___ RAW DATA ___

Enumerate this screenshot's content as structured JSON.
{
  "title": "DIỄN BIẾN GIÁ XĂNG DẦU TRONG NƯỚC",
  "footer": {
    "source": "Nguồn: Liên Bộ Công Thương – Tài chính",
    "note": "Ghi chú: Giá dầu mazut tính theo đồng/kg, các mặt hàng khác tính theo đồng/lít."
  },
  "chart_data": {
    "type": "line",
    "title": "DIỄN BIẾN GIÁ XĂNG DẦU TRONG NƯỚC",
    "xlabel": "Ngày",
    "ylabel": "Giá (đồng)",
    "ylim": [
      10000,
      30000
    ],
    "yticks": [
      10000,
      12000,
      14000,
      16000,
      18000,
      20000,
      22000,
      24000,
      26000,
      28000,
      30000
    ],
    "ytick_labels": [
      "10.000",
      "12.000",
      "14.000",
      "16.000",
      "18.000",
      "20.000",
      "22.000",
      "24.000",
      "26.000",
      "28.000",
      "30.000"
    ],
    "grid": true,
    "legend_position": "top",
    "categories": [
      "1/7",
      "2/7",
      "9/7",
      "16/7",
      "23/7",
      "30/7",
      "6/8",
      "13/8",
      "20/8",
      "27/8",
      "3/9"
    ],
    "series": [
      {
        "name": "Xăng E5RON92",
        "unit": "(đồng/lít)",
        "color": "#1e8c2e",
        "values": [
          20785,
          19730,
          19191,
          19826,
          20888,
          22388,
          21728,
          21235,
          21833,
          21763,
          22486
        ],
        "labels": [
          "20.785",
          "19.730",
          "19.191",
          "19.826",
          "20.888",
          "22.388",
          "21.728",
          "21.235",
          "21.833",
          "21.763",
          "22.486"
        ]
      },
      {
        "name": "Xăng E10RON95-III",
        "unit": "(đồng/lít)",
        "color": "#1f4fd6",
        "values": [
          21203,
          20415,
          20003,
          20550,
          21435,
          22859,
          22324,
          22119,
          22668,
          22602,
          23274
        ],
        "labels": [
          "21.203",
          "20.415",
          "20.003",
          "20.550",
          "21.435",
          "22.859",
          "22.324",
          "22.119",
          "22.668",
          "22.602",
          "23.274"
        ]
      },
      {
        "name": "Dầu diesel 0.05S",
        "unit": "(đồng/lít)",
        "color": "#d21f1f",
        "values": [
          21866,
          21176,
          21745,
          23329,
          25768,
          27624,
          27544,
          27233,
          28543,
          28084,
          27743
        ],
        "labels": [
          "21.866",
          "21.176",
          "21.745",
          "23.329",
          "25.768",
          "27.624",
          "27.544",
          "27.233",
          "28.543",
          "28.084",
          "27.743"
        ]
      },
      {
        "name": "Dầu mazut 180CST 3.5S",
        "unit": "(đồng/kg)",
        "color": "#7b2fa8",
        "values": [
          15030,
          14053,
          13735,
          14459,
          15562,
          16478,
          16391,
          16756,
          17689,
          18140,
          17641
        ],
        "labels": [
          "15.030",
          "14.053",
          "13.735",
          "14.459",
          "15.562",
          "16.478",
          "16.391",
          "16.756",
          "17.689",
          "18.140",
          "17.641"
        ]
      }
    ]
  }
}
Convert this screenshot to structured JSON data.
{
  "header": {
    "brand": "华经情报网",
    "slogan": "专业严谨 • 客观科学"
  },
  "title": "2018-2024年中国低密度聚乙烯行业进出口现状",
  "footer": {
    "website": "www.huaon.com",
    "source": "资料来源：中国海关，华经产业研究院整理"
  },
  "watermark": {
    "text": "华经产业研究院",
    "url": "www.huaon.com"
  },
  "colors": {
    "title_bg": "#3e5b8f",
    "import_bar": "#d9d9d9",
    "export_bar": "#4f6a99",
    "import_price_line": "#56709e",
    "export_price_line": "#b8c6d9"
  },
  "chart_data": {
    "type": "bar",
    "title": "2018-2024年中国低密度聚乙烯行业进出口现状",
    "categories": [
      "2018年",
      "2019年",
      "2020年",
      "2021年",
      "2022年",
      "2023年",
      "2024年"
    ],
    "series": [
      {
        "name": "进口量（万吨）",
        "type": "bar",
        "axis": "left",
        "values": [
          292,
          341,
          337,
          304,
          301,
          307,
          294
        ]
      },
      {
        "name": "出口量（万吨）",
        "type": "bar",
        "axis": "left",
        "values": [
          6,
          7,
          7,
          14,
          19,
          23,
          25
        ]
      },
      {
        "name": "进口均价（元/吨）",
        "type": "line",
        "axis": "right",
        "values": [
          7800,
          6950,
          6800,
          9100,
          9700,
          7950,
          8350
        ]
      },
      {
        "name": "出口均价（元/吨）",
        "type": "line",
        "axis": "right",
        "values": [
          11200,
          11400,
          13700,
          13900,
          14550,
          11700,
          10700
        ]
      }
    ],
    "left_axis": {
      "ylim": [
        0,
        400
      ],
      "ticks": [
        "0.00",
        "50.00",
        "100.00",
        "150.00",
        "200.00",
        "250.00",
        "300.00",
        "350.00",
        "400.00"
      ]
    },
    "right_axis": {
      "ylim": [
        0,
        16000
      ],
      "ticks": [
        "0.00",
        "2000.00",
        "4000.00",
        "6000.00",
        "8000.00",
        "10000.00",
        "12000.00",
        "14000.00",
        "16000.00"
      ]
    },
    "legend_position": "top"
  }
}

___

### PROBLEM
Extract each line of the material exactly as it stands.

### THE ANSWER
Enumerate this screenshot's content as structured JSON.
{
  "title": "DIỄN BIẾN GIÁ XĂNG DẦU TRONG NƯỚC",
  "footer": {
    "source": "Nguồn: Liên Bộ Công Thương – Tài chính",
    "note": "Ghi chú: Giá dầu mazut tính theo đồng/kg, các mặt hàng khác tính theo đồng/lít."
  },
  "chart_data": {
    "type": "line",
    "title": "DIỄN BIẾN GIÁ XĂNG DẦU TRONG NƯỚC",
    "xlabel": "Ngày",
    "ylabel": "Giá (đồng)",
    "ylim": [
      10000,
      30000
    ],
    "yticks": [
      10000,
      12000,
      14000,
      16000,
      18000,
      20000,
      22000,
      24000,
      26000,
      28000,
      30000
    ],
    "ytick_labels": [
      "10.000",
      "12.000",
      "14.000",
      "16.000",
      "18.000",
      "20.000",
      "22.000",
      "24.000",
      "26.000",
      "28.000",
      "30.000"
    ],
    "grid": true,
    "legend_position": "top",
    "categories": [
      "1/7",
      "2/7",
      "9/7",
      "16/7",
      "23/7",
      "30/7",
      "6/8",
      "13/8",
      "20/8",
      "27/8",
      "3/9"
    ],
    "series": [
      {
        "name": "Xăng E5RON92",
        "unit": "(đồng/lít)",
        "color": "#1e8c2e",
        "values": [
          20785,
          19730,
          19191,
          19826,
          20888,
          22388,
          21728,
          21235,
          21833,
          21763,
          22486
        ],
        "labels": [
          "20.785",
          "19.730",
          "19.191",
          "19.826",
          "20.888",
          "22.388",
          "21.728",
          "21.235",
          "21.833",
          "21.763",
          "22.486"
        ]
      },
      {
        "name": "Xăng E10RON95-III",
        "unit": "(đồng/lít)",
        "color": "#1f4fd6",
        "values": [
          21203,
          20415,
          20003,
          20550,
          21435,
          22859,
          22324,
          22119,
          22668,
          22602,
          23274
        ],
        "labels": [
          "21.203",
          "20.415",
          "20.003",
          "20.550",
          "21.435",
          "22.859",
          "22.324",
          "22.119",
          "22.668",
          "22.602",
          "23.274"
        ]
      },
      {
        "name": "Dầu diesel 0.05S",
        "unit": "(đồng/lít)",
        "color": "#d21f1f",
        "values": [
          21866,
          21176,
          21745,
          23329,
          25768,
          27624,
          27544,
          27233,
          28543,
          28084,
          27743
        ],
        "labels": [
          "21.866",
          "21.176",
          "21.745",
          "23.329",
          "25.768",
          "27.624",
          "27.544",
          "27.233",
          "28.543",
          "28.084",
          "27.743"
        ]
      },
      {
        "name": "Dầu mazut 180CST 3.5S",
        "unit": "(đồng/kg)",
        "color": "#7b2fa8",
        "values": [
          15030,
          14053,
          13735,
          14459,
          15562,
          16478,
          16391,
          16756,
          17689,
          18140,
          17641
        ],
        "labels": [
          "15.030",
          "14.053",
          "13.735",
          "14.459",
          "15.562",
          "16.478",
          "16.391",
          "16.756",
          "17.689",
          "18.140",
          "17.641"
        ]
      }
    ]
  }
}
Convert this screenshot to structured JSON data.
{
  "header": {
    "brand": "华经情报网",
    "slogan": "专业严谨 • 客观科学"
  },
  "title": "2018-2024年中国低密度聚乙烯行业进出口现状",
  "footer": {
    "website": "www.huaon.com",
    "source": "资料来源：中国海关，华经产业研究院整理"
  },
  "watermark": {
    "text": "华经产业研究院",
    "url": "www.huaon.com"
  },
  "colors": {
    "title_bg": "#3e5b8f",
    "import_bar": "#d9d9d9",
    "export_bar": "#4f6a99",
    "import_price_line": "#56709e",
    "export_price_line": "#b8c6d9"
  },
  "chart_data": {
    "type": "bar",
    "title": "2018-2024年中国低密度聚乙烯行业进出口现状",
    "categories": [
      "2018年",
      "2019年",
      "2020年",
      "2021年",
      "2022年",
      "2023年",
      "2024年"
    ],
    "series": [
      {
        "name": "进口量（万吨）",
        "type": "bar",
        "axis": "left",
        "values": [
          292,
          341,
          337,
          304,
          301,
          307,
          294
        ]
      },
      {
        "name": "出口量（万吨）",
        "type": "bar",
        "axis": "left",
        "values": [
          6,
          7,
          7,
          14,
          19,
          23,
          25
        ]
      },
      {
        "name": "进口均价（元/吨）",
        "type": "line",
        "axis": "right",
        "values": [
          7800,
          6950,
          6800,
          9100,
          9700,
          7950,
          8350
        ]
      },
      {
        "name": "出口均价（元/吨）",
        "type": "line",
        "axis": "right",
        "values": [
          11200,
          11400,
          13700,
          13900,
          14550,
          11700,
          10700
        ]
      }
    ],
    "left_axis": {
      "ylim": [
        0,
        400
      ],
      "ticks": [
        "0.00",
        "50.00",
        "100.00",
        "150.00",
        "200.00",
        "250.00",
        "300.00",
        "350.00",
        "400.00"
      ]
    },
    "right_axis": {
      "ylim": [
        0,
        16000
      ],
      "ticks": [
        "0.00",
        "2000.00",
        "4000.00",
        "6000.00",
        "8000.00",
        "10000.00",
        "12000.00",
        "14000.00",
        "16000.00"
      ]
    },
    "legend_position": "top"
  }
}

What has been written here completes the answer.